- [Your task]:
Copy out each line exactly; pictures stay out of the copy.

[Saved entries]
____________________
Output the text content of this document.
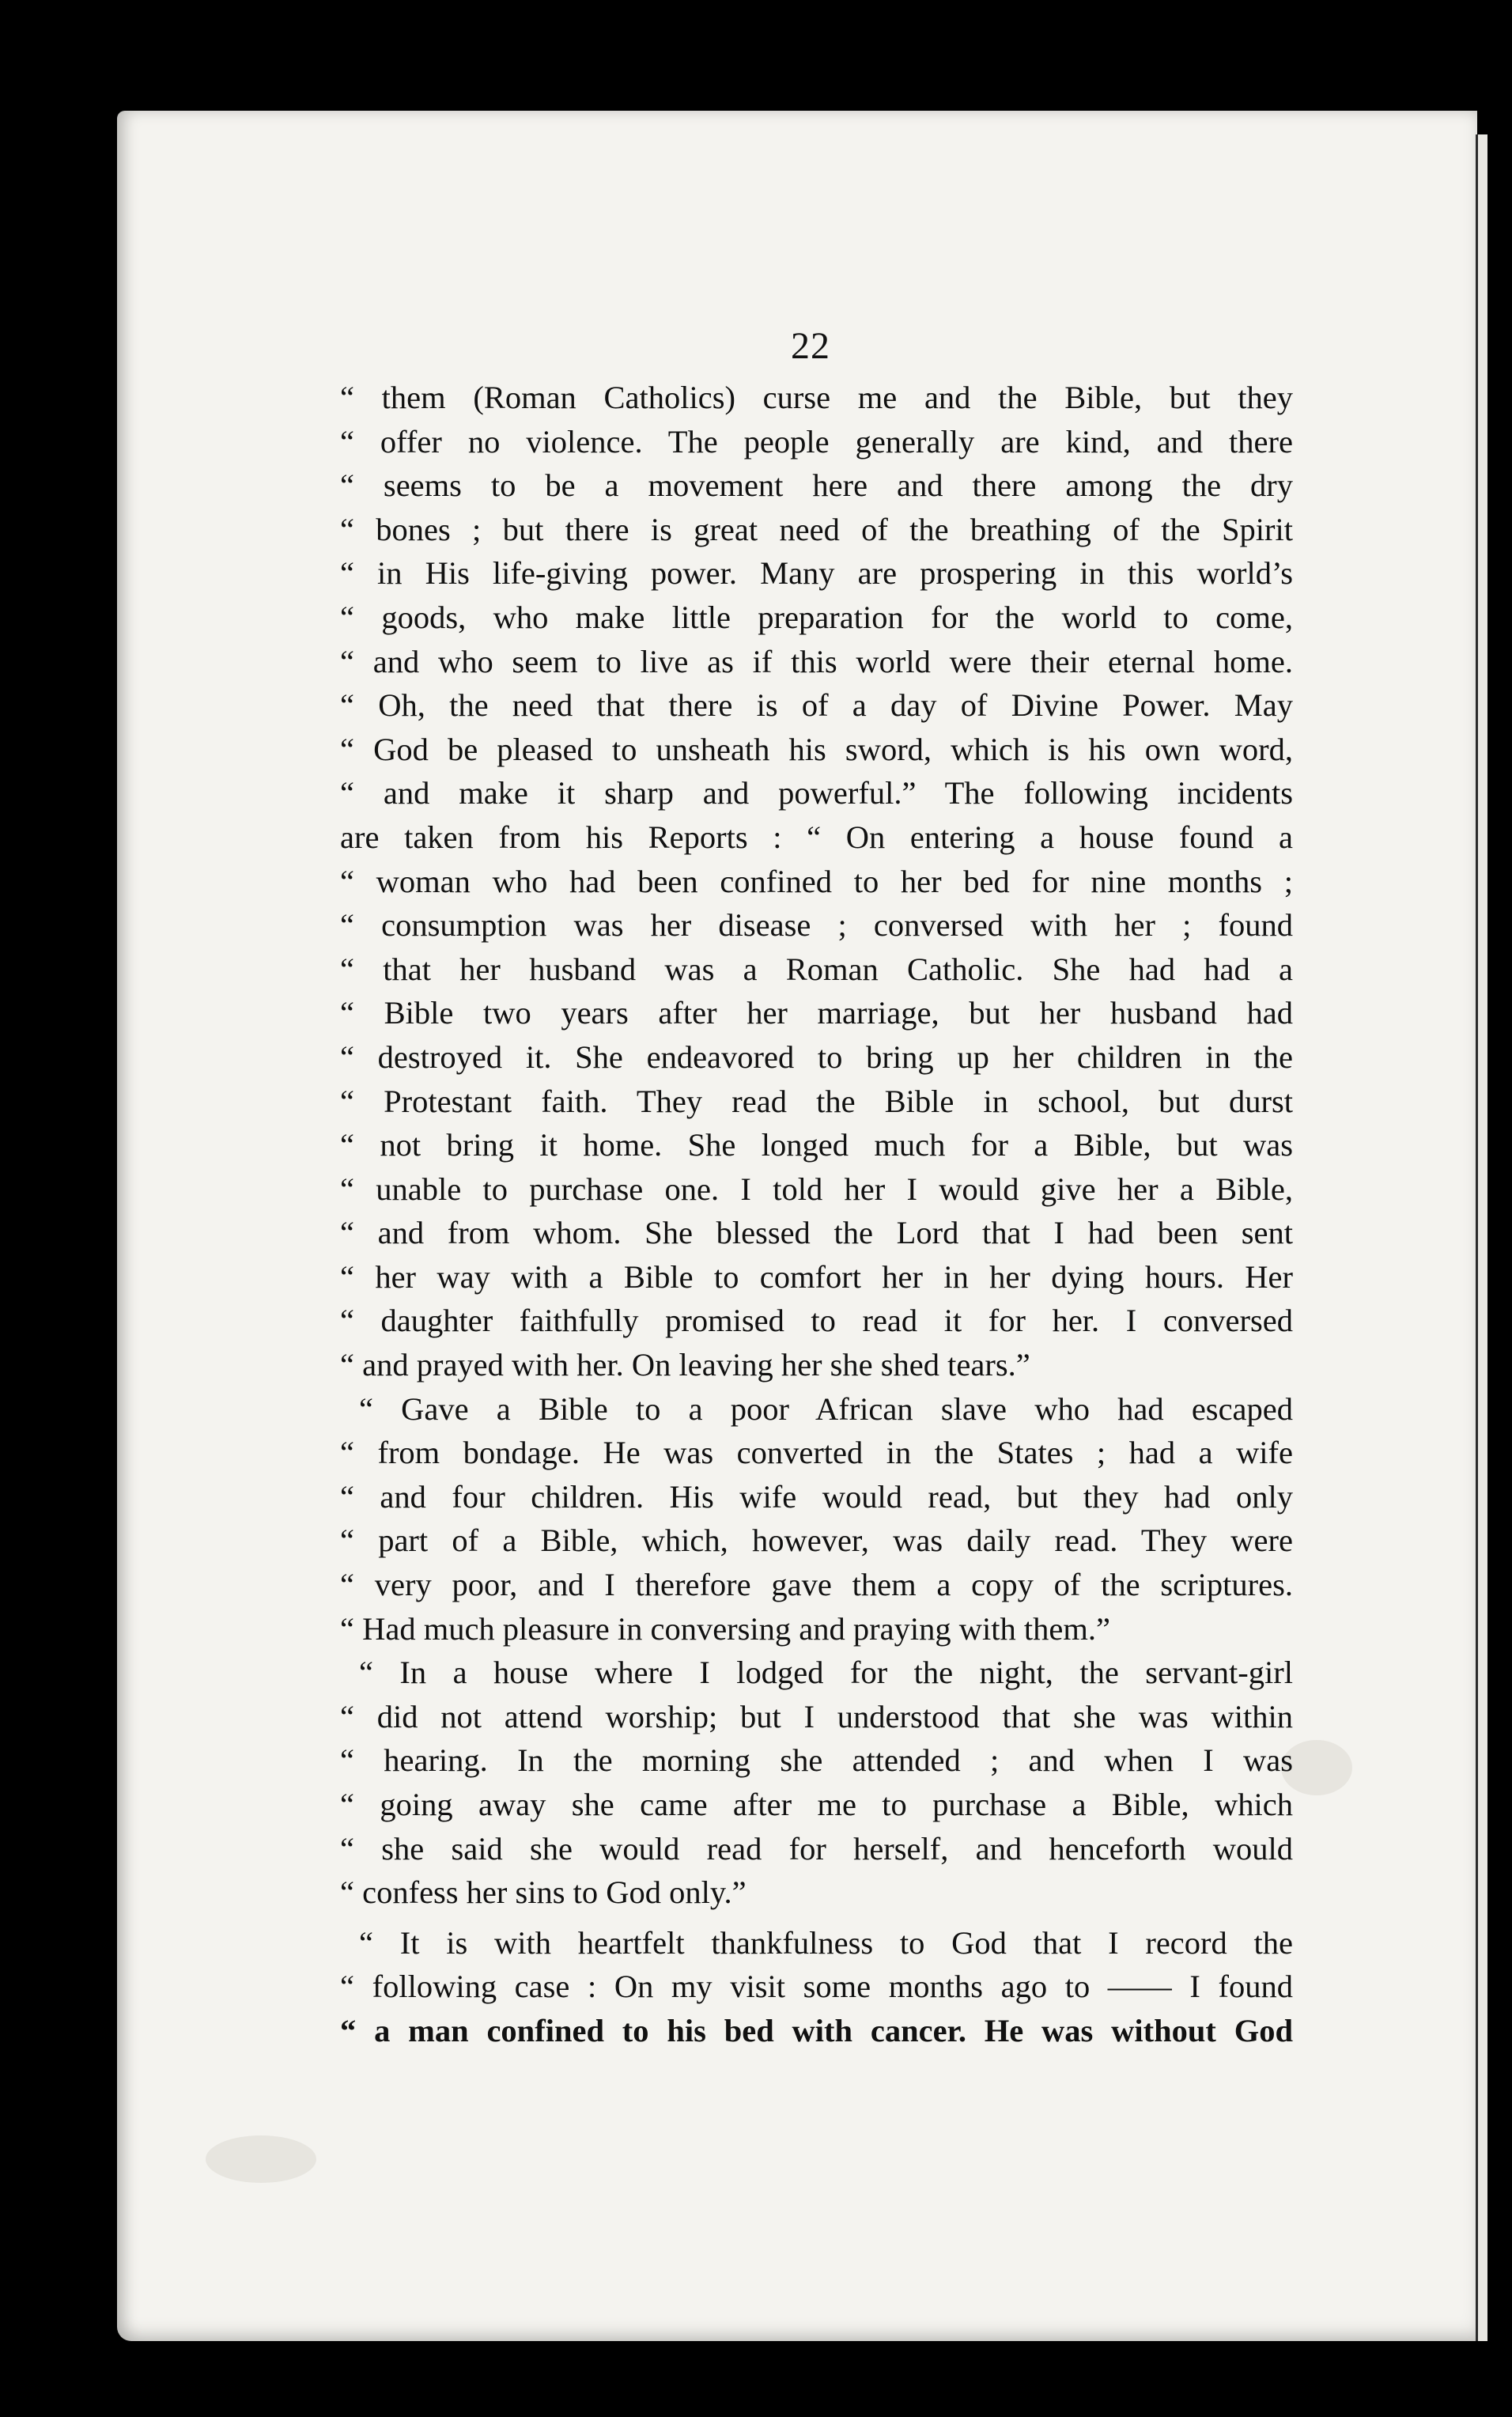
22
“ them (Roman Catholics) curse me and the Bible, but they
“ offer no violence. The people generally are kind, and there
“ seems to be a movement here and there among the dry
“ bones ; but there is great need of the breathing of the Spirit
“ in His life-giving power. Many are prospering in this world’s
“ goods, who make little preparation for the world to come,
“ and who seem to live as if this world were their eternal home.
“ Oh, the need that there is of a day of Divine Power. May
“ God be pleased to unsheath his sword, which is his own word,
“ and make it sharp and powerful.” The following incidents
are taken from his Reports : “ On entering a house found a
“ woman who had been confined to her bed for nine months ;
“ consumption was her disease ; conversed with her ; found
“ that her husband was a Roman Catholic. She had had a
“ Bible two years after her marriage, but her husband had
“ destroyed it. She endeavored to bring up her children in the
“ Protestant faith. They read the Bible in school, but durst
“ not bring it home. She longed much for a Bible, but was
“ unable to purchase one. I told her I would give her a Bible,
“ and from whom. She blessed the Lord that I had been sent
“ her way with a Bible to comfort her in her dying hours. Her
“ daughter faithfully promised to read it for her. I conversed
“ and prayed with her. On leaving her she shed tears.”
“ Gave a Bible to a poor African slave who had escaped
“ from bondage. He was converted in the States ; had a wife
“ and four children. His wife would read, but they had only
“ part of a Bible, which, however, was daily read. They were
“ very poor, and I therefore gave them a copy of the scriptures.
“ Had much pleasure in conversing and praying with them.”
“ In a house where I lodged for the night, the servant-girl
“ did not attend worship; but I understood that she was within
“ hearing. In the morning she attended ; and when I was
“ going away she came after me to purchase a Bible, which
“ she said she would read for herself, and henceforth would
“ confess her sins to God only.”
“ It is with heartfelt thankfulness to God that I record the
“ following case : On my visit some months ago to —— I found
“ a man confined to his bed with cancer. He was without God
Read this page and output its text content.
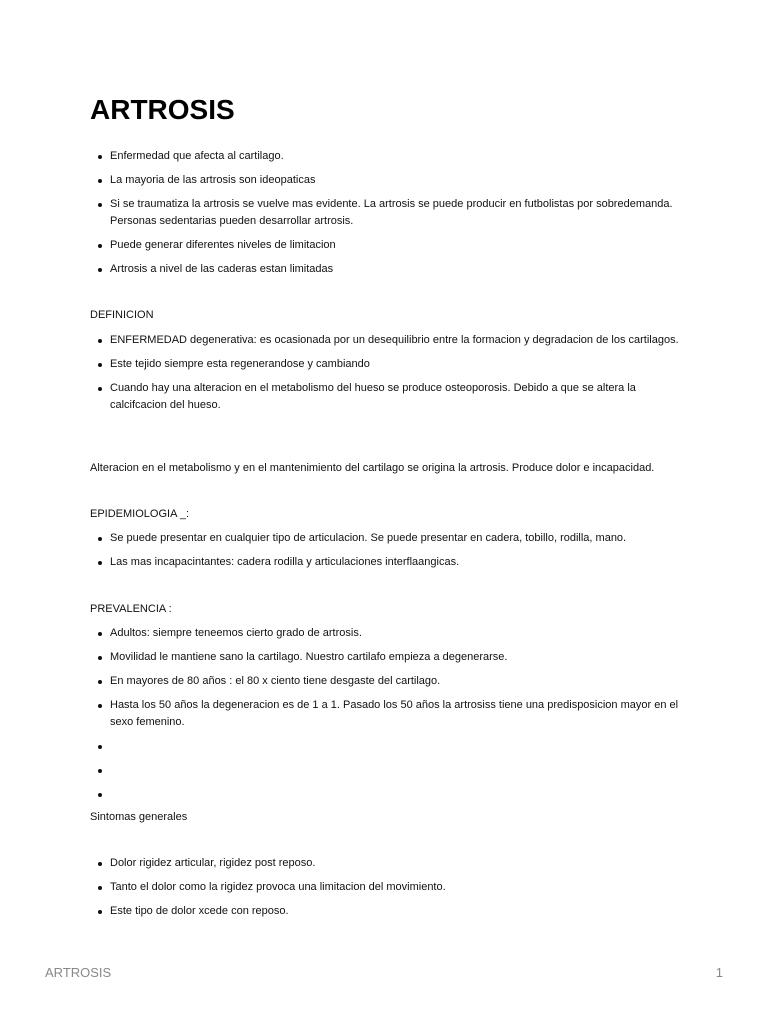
ARTROSIS
Enfermedad que afecta al cartilago.
La mayoria de las artrosis son ideopaticas
Si se traumatiza la artrosis se vuelve mas evidente. La artrosis se puede producir en futbolistas por sobredemanda. Personas sedentarias pueden desarrollar artrosis.
Puede generar diferentes niveles de limitacion
Artrosis a nivel de las caderas estan limitadas

DEFINICION

ENFERMEDAD degenerativa: es ocasionada por un desequilibrio entre la formacion y degradacion de los cartilagos.
Este tejido siempre esta regenerandose y cambiando
Cuando hay una alteracion en el metabolismo del hueso se produce osteoporosis. Debido a que se altera la calcifcacion del hueso.

Alteracion en el metabolismo y en el mantenimiento del cartilago se origina la artrosis. Produce dolor e incapacidad.

EPIDEMIOLOGIA _:

Se puede presentar en cualquier tipo de articulacion. Se puede presentar en cadera, tobillo, rodilla, mano.
Las mas incapacintantes: cadera rodilla y articulaciones interflaangicas.

PREVALENCIA :

Adultos: siempre teneemos cierto grado de artrosis.
Movilidad le mantiene sano la cartilago. Nuestro cartilafo empieza a degenerarse.
En mayores de 80 años : el 80 x ciento tiene desgaste del cartilago.
Hasta los 50 años la degeneracion es de 1 a 1. Pasado los 50 años la artrosiss tiene una predisposicion mayor en el sexo femenino.

Sintomas generales

Dolor rigidez articular, rigidez post reposo.
Tanto el dolor como la rigidez provoca una limitacion del movimiento.
Este tipo de dolor xcede con reposo.
ARTROSIS	1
____________________
- [Response to this task]:
Output the text content of this document.
22
“ them (Roman Catholics) curse me and the Bible, but they
“ offer no violence. The people generally are kind, and there
“ seems to be a movement here and there among the dry
“ bones ; but there is great need of the breathing of the Spirit
“ in His life-giving power. Many are prospering in this world’s
“ goods, who make little preparation for the world to come,
“ and who seem to live as if this world were their eternal home.
“ Oh, the need that there is of a day of Divine Power. May
“ God be pleased to unsheath his sword, which is his own word,
“ and make it sharp and powerful.” The following incidents
are taken from his Reports : “ On entering a house found a
“ woman who had been confined to her bed for nine months ;
“ consumption was her disease ; conversed with her ; found
“ that her husband was a Roman Catholic. She had had a
“ Bible two years after her marriage, but her husband had
“ destroyed it. She endeavored to bring up her children in the
“ Protestant faith. They read the Bible in school, but durst
“ not bring it home. She longed much for a Bible, but was
“ unable to purchase one. I told her I would give her a Bible,
“ and from whom. She blessed the Lord that I had been sent
“ her way with a Bible to comfort her in her dying hours. Her
“ daughter faithfully promised to read it for her. I conversed
“ and prayed with her. On leaving her she shed tears.”
“ Gave a Bible to a poor African slave who had escaped
“ from bondage. He was converted in the States ; had a wife
“ and four children. His wife would read, but they had only
“ part of a Bible, which, however, was daily read. They were
“ very poor, and I therefore gave them a copy of the scriptures.
“ Had much pleasure in conversing and praying with them.”
“ In a house where I lodged for the night, the servant-girl
“ did not attend worship; but I understood that she was within
“ hearing. In the morning she attended ; and when I was
“ going away she came after me to purchase a Bible, which
“ she said she would read for herself, and henceforth would
“ confess her sins to God only.”
“ It is with heartfelt thankfulness to God that I record the
“ following case : On my visit some months ago to —— I found
“ a man confined to his bed with cancer. He was without God
Read this page and output its text content.
ARTROSIS
Enfermedad que afecta al cartilago.
La mayoria de las artrosis son ideopaticas
Si se traumatiza la artrosis se vuelve mas evidente. La artrosis se puede producir en futbolistas por sobredemanda. Personas sedentarias pueden desarrollar artrosis.
Puede generar diferentes niveles de limitacion
Artrosis a nivel de las caderas estan limitadas

DEFINICION

ENFERMEDAD degenerativa: es ocasionada por un desequilibrio entre la formacion y degradacion de los cartilagos.
Este tejido siempre esta regenerandose y cambiando
Cuando hay una alteracion en el metabolismo del hueso se produce osteoporosis. Debido a que se altera la calcifcacion del hueso.

Alteracion en el metabolismo y en el mantenimiento del cartilago se origina la artrosis. Produce dolor e incapacidad.

EPIDEMIOLOGIA _:

Se puede presentar en cualquier tipo de articulacion. Se puede presentar en cadera, tobillo, rodilla, mano.
Las mas incapacintantes: cadera rodilla y articulaciones interflaangicas.

PREVALENCIA :

Adultos: siempre teneemos cierto grado de artrosis.
Movilidad le mantiene sano la cartilago. Nuestro cartilafo empieza a degenerarse.
En mayores de 80 años : el 80 x ciento tiene desgaste del cartilago.
Hasta los 50 años la degeneracion es de 1 a 1. Pasado los 50 años la artrosiss tiene una predisposicion mayor en el sexo femenino.

Sintomas generales

Dolor rigidez articular, rigidez post reposo.
Tanto el dolor como la rigidez provoca una limitacion del movimiento.
Este tipo de dolor xcede con reposo.
ARTROSIS	1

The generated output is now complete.